**Exercise description:**
Your job is to retype all of the data word for word, leaving every image out.

╭─ Materials provided

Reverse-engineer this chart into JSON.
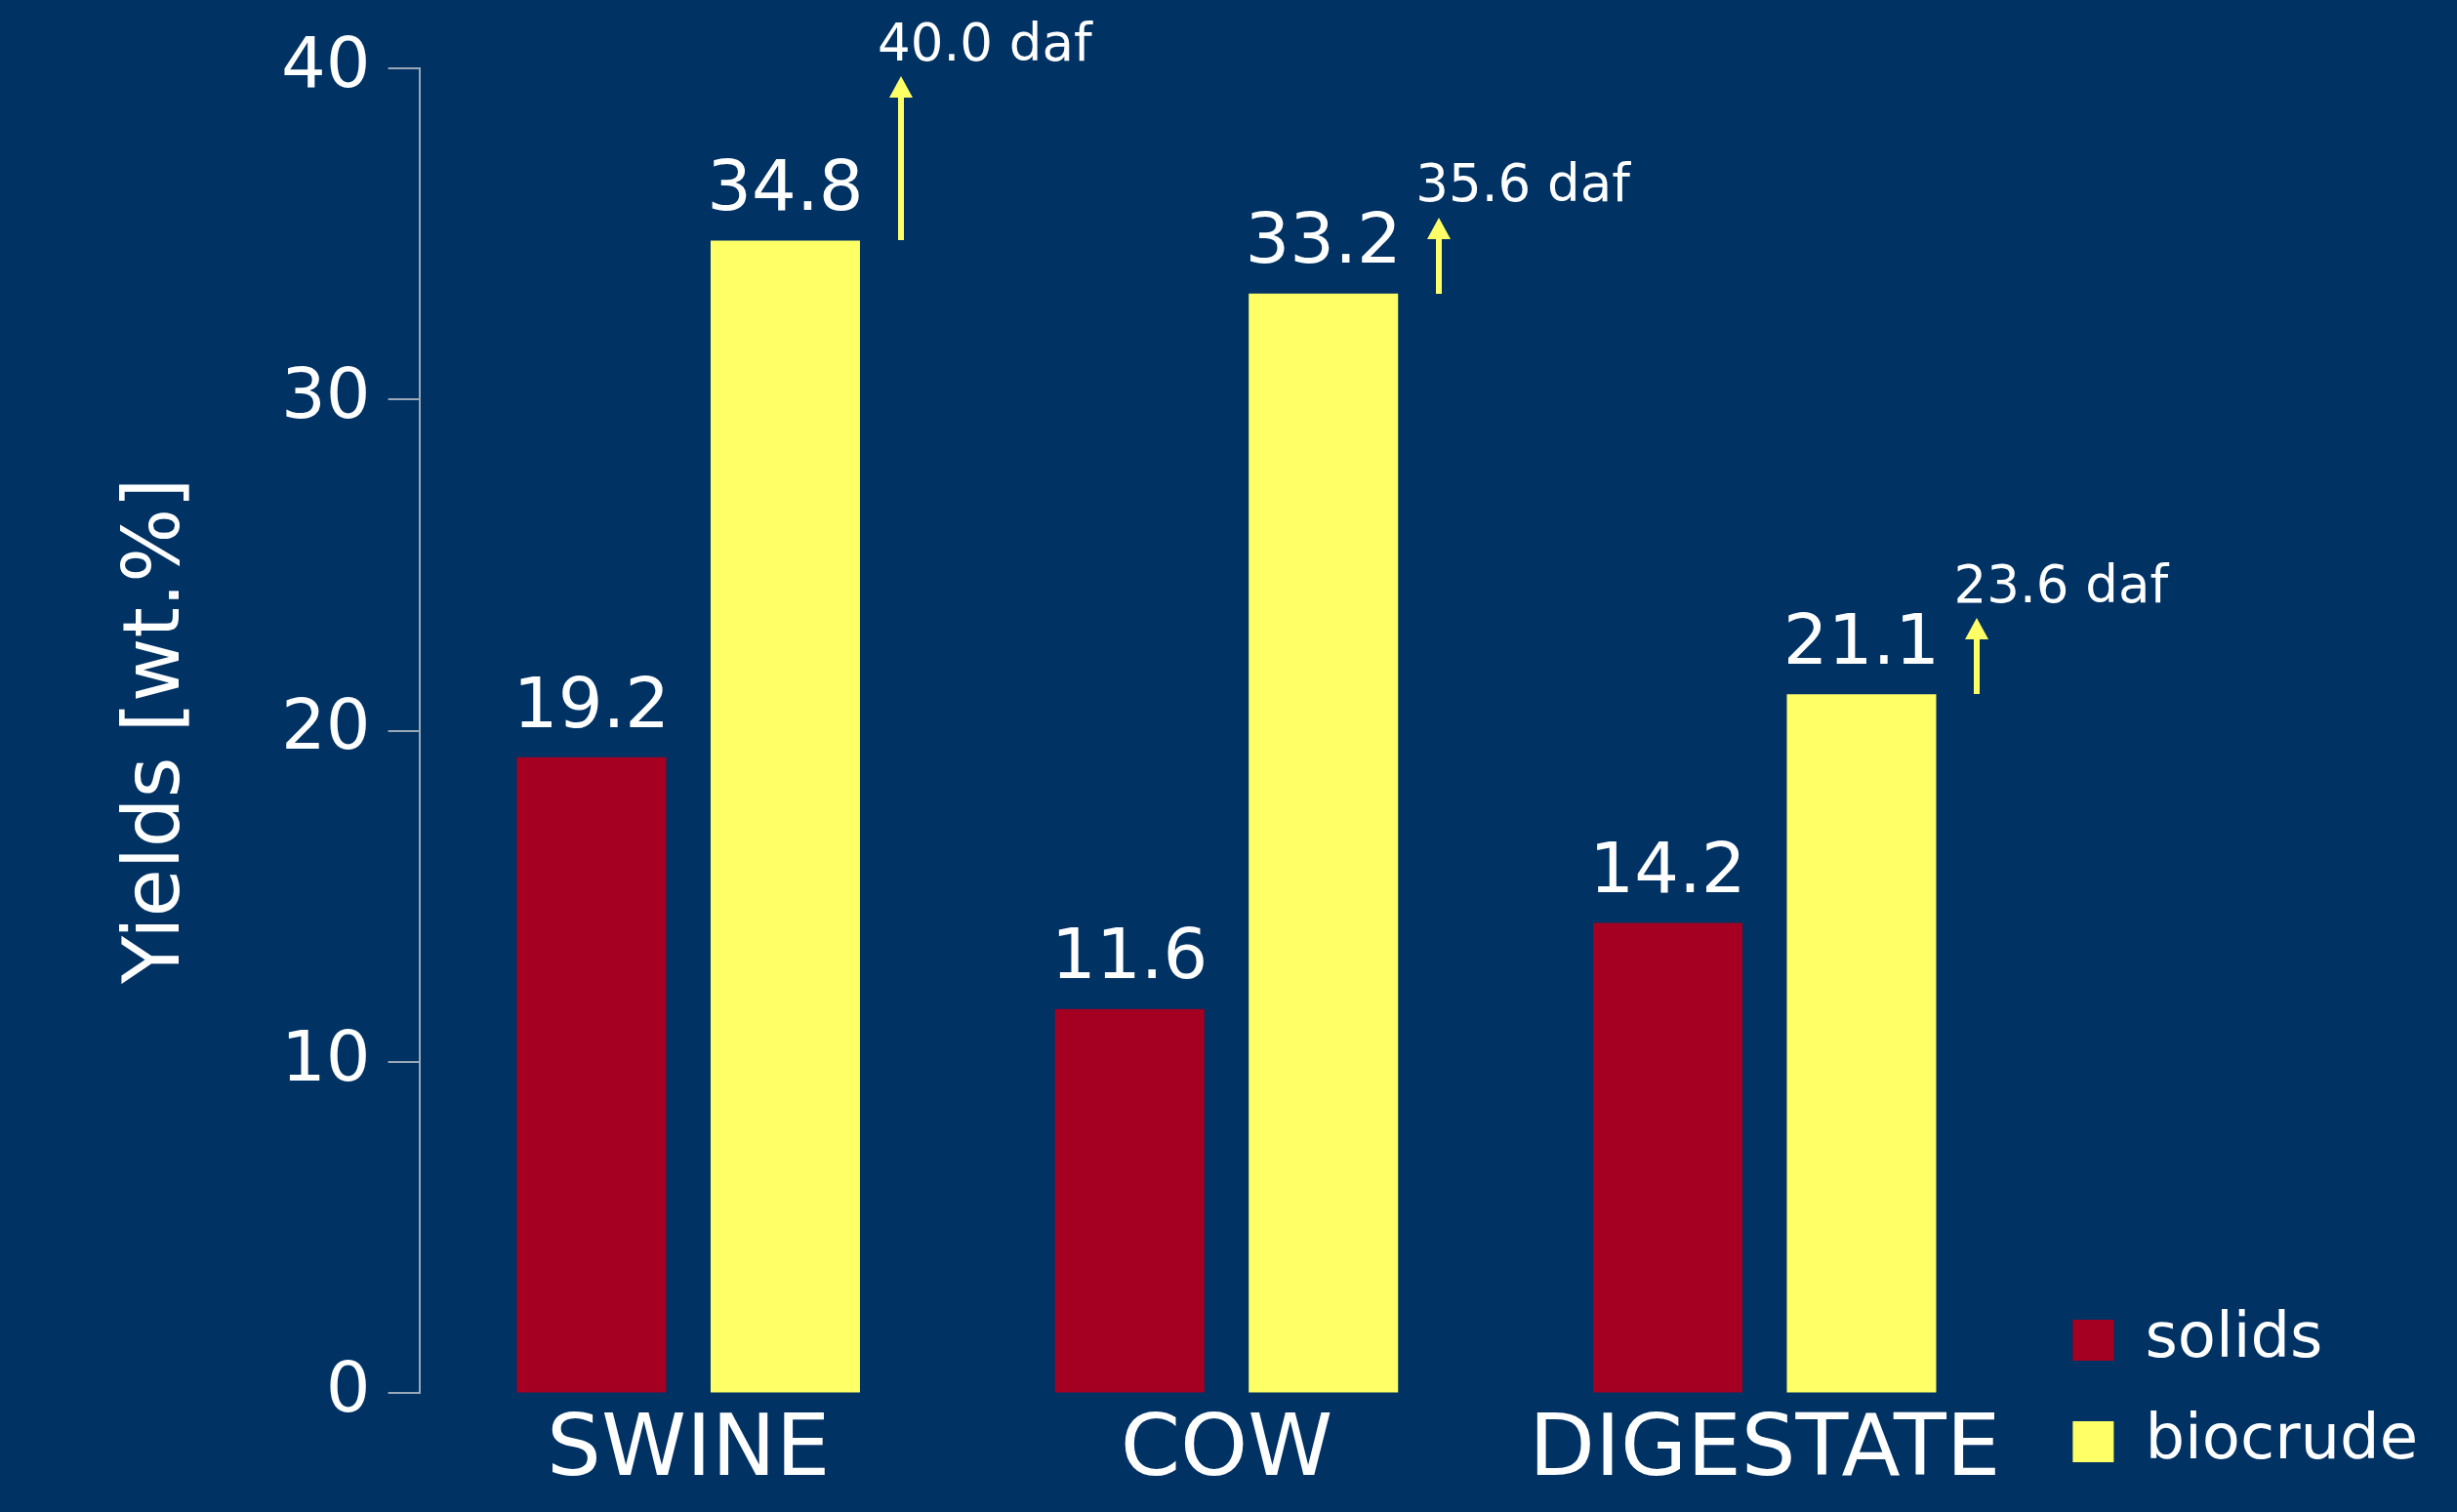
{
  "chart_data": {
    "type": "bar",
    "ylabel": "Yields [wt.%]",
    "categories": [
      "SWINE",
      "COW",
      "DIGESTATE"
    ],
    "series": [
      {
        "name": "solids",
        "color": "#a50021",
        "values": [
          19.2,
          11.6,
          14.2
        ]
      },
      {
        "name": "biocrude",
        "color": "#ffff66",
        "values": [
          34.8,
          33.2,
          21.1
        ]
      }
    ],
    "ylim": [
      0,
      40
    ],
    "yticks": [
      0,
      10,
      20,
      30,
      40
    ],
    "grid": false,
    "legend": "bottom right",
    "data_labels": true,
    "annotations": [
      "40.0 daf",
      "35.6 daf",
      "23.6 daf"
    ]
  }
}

╰─

**Task solution:**
Reverse-engineer this chart into JSON.
{
  "chart_data": {
    "type": "bar",
    "ylabel": "Yields [wt.%]",
    "categories": [
      "SWINE",
      "COW",
      "DIGESTATE"
    ],
    "series": [
      {
        "name": "solids",
        "color": "#a50021",
        "values": [
          19.2,
          11.6,
          14.2
        ]
      },
      {
        "name": "biocrude",
        "color": "#ffff66",
        "values": [
          34.8,
          33.2,
          21.1
        ]
      }
    ],
    "ylim": [
      0,
      40
    ],
    "yticks": [
      0,
      10,
      20,
      30,
      40
    ],
    "grid": false,
    "legend": "bottom right",
    "data_labels": true,
    "annotations": [
      "40.0 daf",
      "35.6 daf",
      "23.6 daf"
    ]
  }
}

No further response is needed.